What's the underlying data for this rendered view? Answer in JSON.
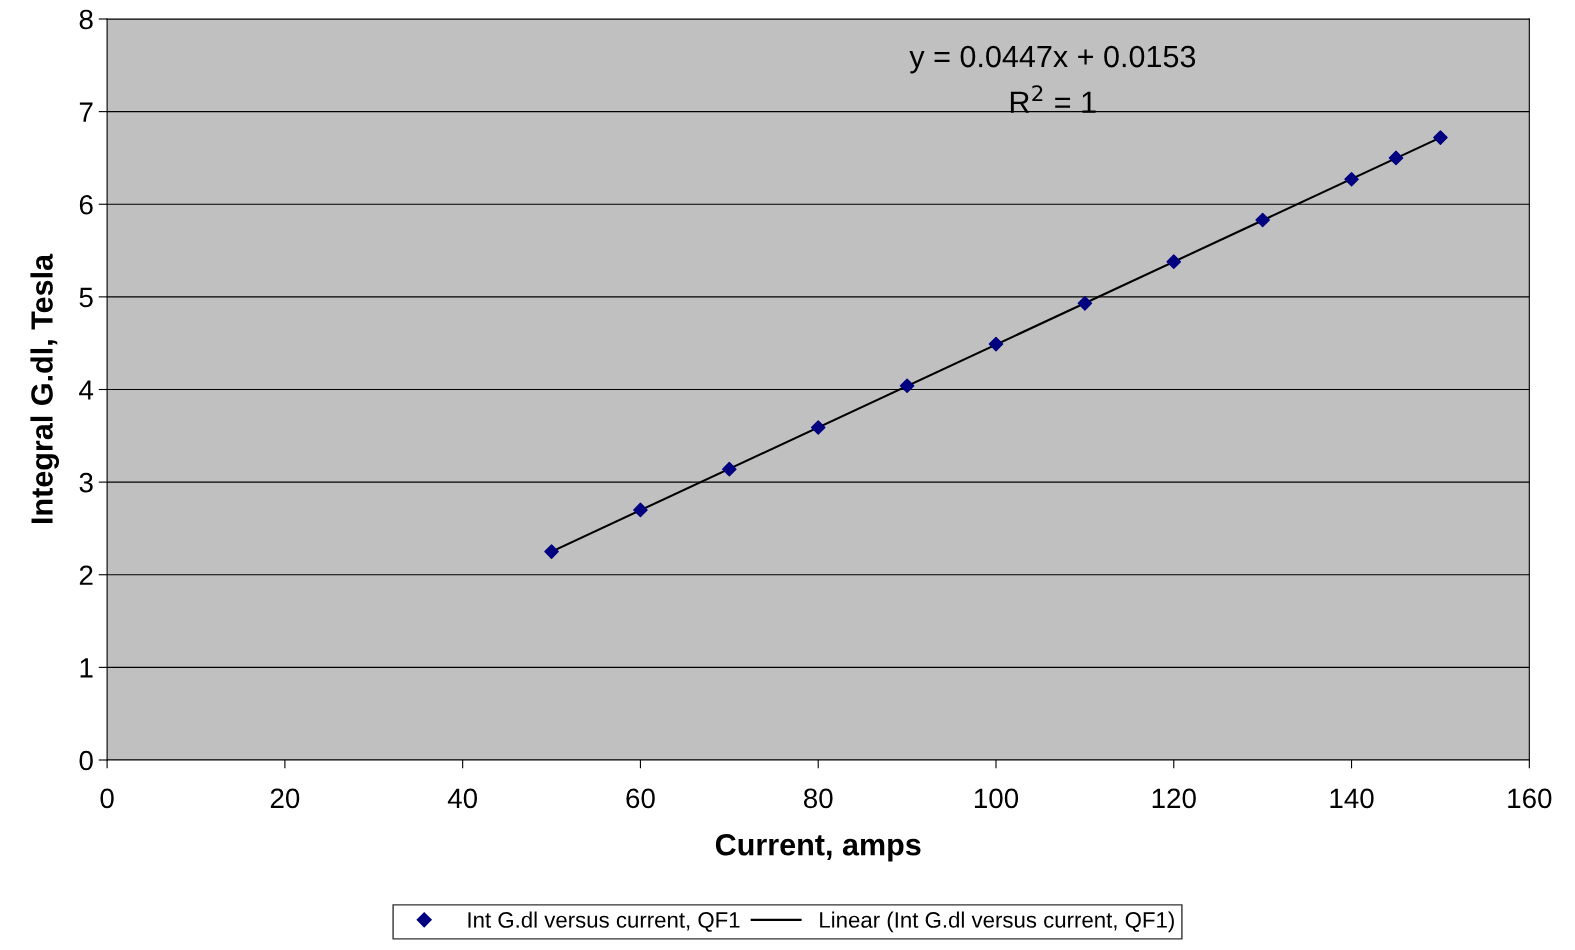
{
  "chart_data": {
    "type": "scatter",
    "xlabel": "Current, amps",
    "ylabel": "Integral G.dl, Tesla",
    "xlim": [
      0,
      160
    ],
    "xticks": [
      0,
      20,
      40,
      60,
      80,
      100,
      120,
      140,
      160
    ],
    "ylim": [
      0,
      8
    ],
    "yticks": [
      0,
      1,
      2,
      3,
      4,
      5,
      6,
      7,
      8
    ],
    "grid": "y",
    "legend": "bottom",
    "annotations": [
      "y = 0.0447x + 0.0153",
      "R$^{2}$ = 1"
    ],
    "series": [
      {
        "name": "Int G.dl versus current, QF1",
        "marker": "diamond",
        "color": "#000080",
        "x": [
          50,
          60,
          70,
          80,
          90,
          100,
          110,
          120,
          130,
          140,
          145,
          150
        ],
        "values": [
          2.25,
          2.7,
          3.14,
          3.59,
          4.04,
          4.49,
          4.93,
          5.38,
          5.83,
          6.27,
          6.5,
          6.72
        ]
      },
      {
        "name": "Linear (Int G.dl versus current, QF1)",
        "type": "line",
        "marker": "none",
        "color": "#000000",
        "line_style": "solid",
        "x": [
          50,
          150
        ],
        "values": [
          2.25,
          6.72
        ]
      }
    ]
  }
}
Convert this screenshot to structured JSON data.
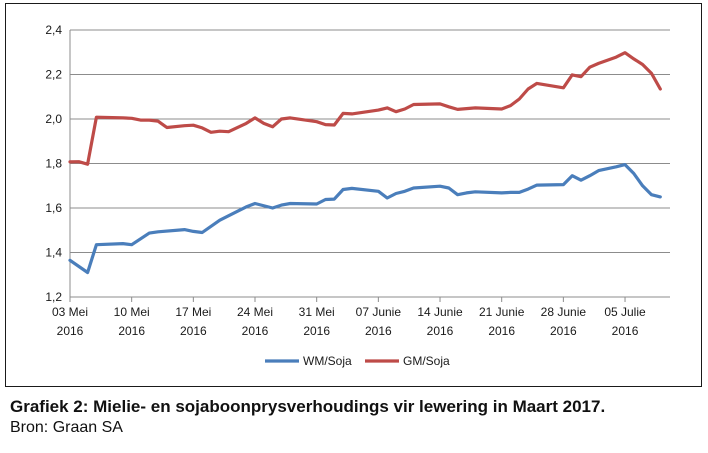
{
  "chart_data": {
    "type": "line",
    "title": "",
    "xlabel": "",
    "ylabel": "",
    "ylim": [
      1.2,
      2.4
    ],
    "yticks": [
      "1,2",
      "1,4",
      "1,6",
      "1,8",
      "2,0",
      "2,2",
      "2,4"
    ],
    "ytick_values": [
      1.2,
      1.4,
      1.6,
      1.8,
      2.0,
      2.2,
      2.4
    ],
    "x_start": "2016-05-03",
    "xlim_days": [
      0,
      66
    ],
    "xticks": [
      {
        "day": 0,
        "line1": "03 Mei",
        "line2": "2016"
      },
      {
        "day": 7,
        "line1": "10 Mei",
        "line2": "2016"
      },
      {
        "day": 14,
        "line1": "17 Mei",
        "line2": "2016"
      },
      {
        "day": 21,
        "line1": "24 Mei",
        "line2": "2016"
      },
      {
        "day": 28,
        "line1": "31 Mei",
        "line2": "2016"
      },
      {
        "day": 35,
        "line1": "07 Junie",
        "line2": "2016"
      },
      {
        "day": 42,
        "line1": "14 Junie",
        "line2": "2016"
      },
      {
        "day": 49,
        "line1": "21 Junie",
        "line2": "2016"
      },
      {
        "day": 56,
        "line1": "28 Junie",
        "line2": "2016"
      },
      {
        "day": 63,
        "line1": "05 Julie",
        "line2": "2016"
      }
    ],
    "grid": "horizontal",
    "legend_position": "bottom",
    "series": [
      {
        "name": "WM/Soja",
        "color": "#4a7ebb",
        "points": [
          [
            0,
            1.365
          ],
          [
            2,
            1.31
          ],
          [
            3,
            1.435
          ],
          [
            6,
            1.44
          ],
          [
            7,
            1.435
          ],
          [
            9,
            1.487
          ],
          [
            10,
            1.493
          ],
          [
            13,
            1.503
          ],
          [
            14,
            1.495
          ],
          [
            15,
            1.49
          ],
          [
            17,
            1.545
          ],
          [
            19,
            1.585
          ],
          [
            20,
            1.605
          ],
          [
            21,
            1.62
          ],
          [
            23,
            1.6
          ],
          [
            24,
            1.613
          ],
          [
            25,
            1.62
          ],
          [
            28,
            1.618
          ],
          [
            29,
            1.638
          ],
          [
            30,
            1.64
          ],
          [
            31,
            1.683
          ],
          [
            32,
            1.688
          ],
          [
            35,
            1.675
          ],
          [
            36,
            1.645
          ],
          [
            37,
            1.665
          ],
          [
            38,
            1.675
          ],
          [
            39,
            1.69
          ],
          [
            42,
            1.698
          ],
          [
            43,
            1.69
          ],
          [
            44,
            1.66
          ],
          [
            45,
            1.668
          ],
          [
            46,
            1.673
          ],
          [
            49,
            1.668
          ],
          [
            50,
            1.67
          ],
          [
            51,
            1.67
          ],
          [
            52,
            1.685
          ],
          [
            53,
            1.703
          ],
          [
            56,
            1.705
          ],
          [
            57,
            1.745
          ],
          [
            58,
            1.725
          ],
          [
            59,
            1.745
          ],
          [
            60,
            1.768
          ],
          [
            62,
            1.785
          ],
          [
            63,
            1.795
          ],
          [
            64,
            1.755
          ],
          [
            65,
            1.7
          ],
          [
            66,
            1.66
          ],
          [
            67,
            1.65
          ]
        ]
      },
      {
        "name": "GM/Soja",
        "color": "#be4b48",
        "points": [
          [
            0,
            1.807
          ],
          [
            1,
            1.808
          ],
          [
            2,
            1.797
          ],
          [
            3,
            2.008
          ],
          [
            6,
            2.005
          ],
          [
            7,
            2.003
          ],
          [
            8,
            1.995
          ],
          [
            9,
            1.995
          ],
          [
            10,
            1.99
          ],
          [
            11,
            1.962
          ],
          [
            13,
            1.97
          ],
          [
            14,
            1.972
          ],
          [
            15,
            1.96
          ],
          [
            16,
            1.94
          ],
          [
            17,
            1.945
          ],
          [
            18,
            1.943
          ],
          [
            20,
            1.98
          ],
          [
            21,
            2.005
          ],
          [
            22,
            1.98
          ],
          [
            23,
            1.965
          ],
          [
            24,
            2.0
          ],
          [
            25,
            2.005
          ],
          [
            28,
            1.988
          ],
          [
            29,
            1.975
          ],
          [
            30,
            1.973
          ],
          [
            31,
            2.025
          ],
          [
            32,
            2.023
          ],
          [
            35,
            2.04
          ],
          [
            36,
            2.05
          ],
          [
            37,
            2.033
          ],
          [
            38,
            2.045
          ],
          [
            39,
            2.065
          ],
          [
            42,
            2.068
          ],
          [
            43,
            2.055
          ],
          [
            44,
            2.043
          ],
          [
            46,
            2.05
          ],
          [
            49,
            2.045
          ],
          [
            50,
            2.06
          ],
          [
            51,
            2.09
          ],
          [
            52,
            2.135
          ],
          [
            53,
            2.16
          ],
          [
            56,
            2.14
          ],
          [
            57,
            2.198
          ],
          [
            58,
            2.19
          ],
          [
            59,
            2.233
          ],
          [
            60,
            2.25
          ],
          [
            62,
            2.278
          ],
          [
            63,
            2.298
          ],
          [
            64,
            2.27
          ],
          [
            65,
            2.245
          ],
          [
            66,
            2.205
          ],
          [
            67,
            2.135
          ]
        ]
      }
    ]
  },
  "caption": {
    "title": "Grafiek 2: Mielie- en sojaboonprysverhoudings vir lewering in Maart 2017.",
    "source": "Bron: Graan SA"
  }
}
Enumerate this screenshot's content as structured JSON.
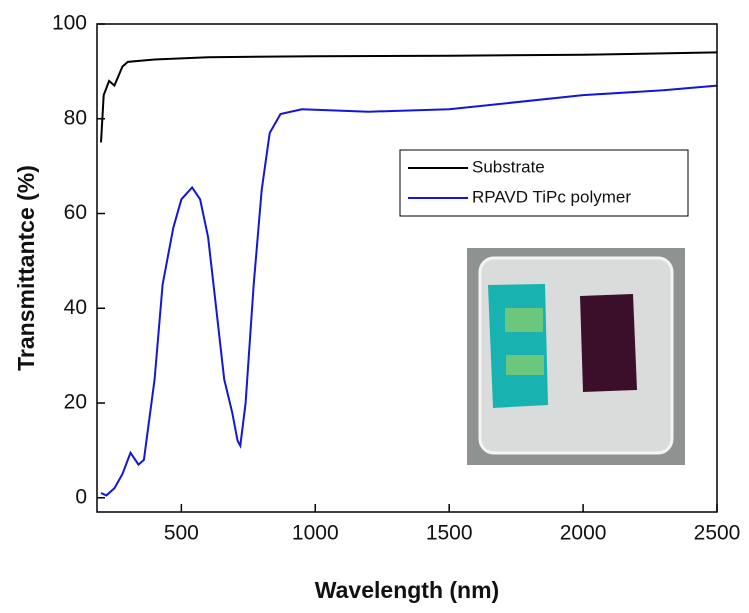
{
  "chart_data": {
    "type": "line",
    "x_label": "Wavelength (nm)",
    "y_label": "Transmittantce (%)",
    "xlim": [
      185,
      2500
    ],
    "ylim": [
      -3,
      100
    ],
    "xticks": [
      500,
      1000,
      1500,
      2000,
      2500
    ],
    "yticks": [
      0,
      20,
      40,
      60,
      80,
      100
    ],
    "legend": "upper right",
    "series": [
      {
        "name": "Substrate",
        "color": "#000000",
        "x": [
          200,
          210,
          230,
          250,
          280,
          300,
          400,
          600,
          1000,
          1500,
          2000,
          2500
        ],
        "values": [
          75,
          85,
          88,
          87,
          91,
          92,
          92.5,
          93,
          93.2,
          93.3,
          93.5,
          94
        ]
      },
      {
        "name": "RPAVD TiPc polymer",
        "color": "#1515d8",
        "x": [
          200,
          220,
          250,
          280,
          310,
          340,
          360,
          400,
          430,
          470,
          500,
          540,
          570,
          600,
          630,
          660,
          690,
          710,
          720,
          740,
          770,
          800,
          830,
          870,
          950,
          1200,
          1500,
          2000,
          2300,
          2500
        ],
        "values": [
          1,
          0.5,
          2,
          5,
          9.5,
          7,
          8,
          25,
          45,
          57,
          63,
          65.5,
          63,
          55,
          40,
          25,
          18,
          12,
          11,
          20,
          45,
          65,
          77,
          81,
          82,
          81.5,
          82,
          85,
          86,
          87
        ]
      }
    ]
  }
}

----------------------------------------

PROBLEM DESCRIPTION -> Reproduce each line from the records that contains the word "structured".

EXPECTED OUTPUT ->
Convert this screenshot to structured JSON data.
Enumerate this screenshot's content as structured JSON.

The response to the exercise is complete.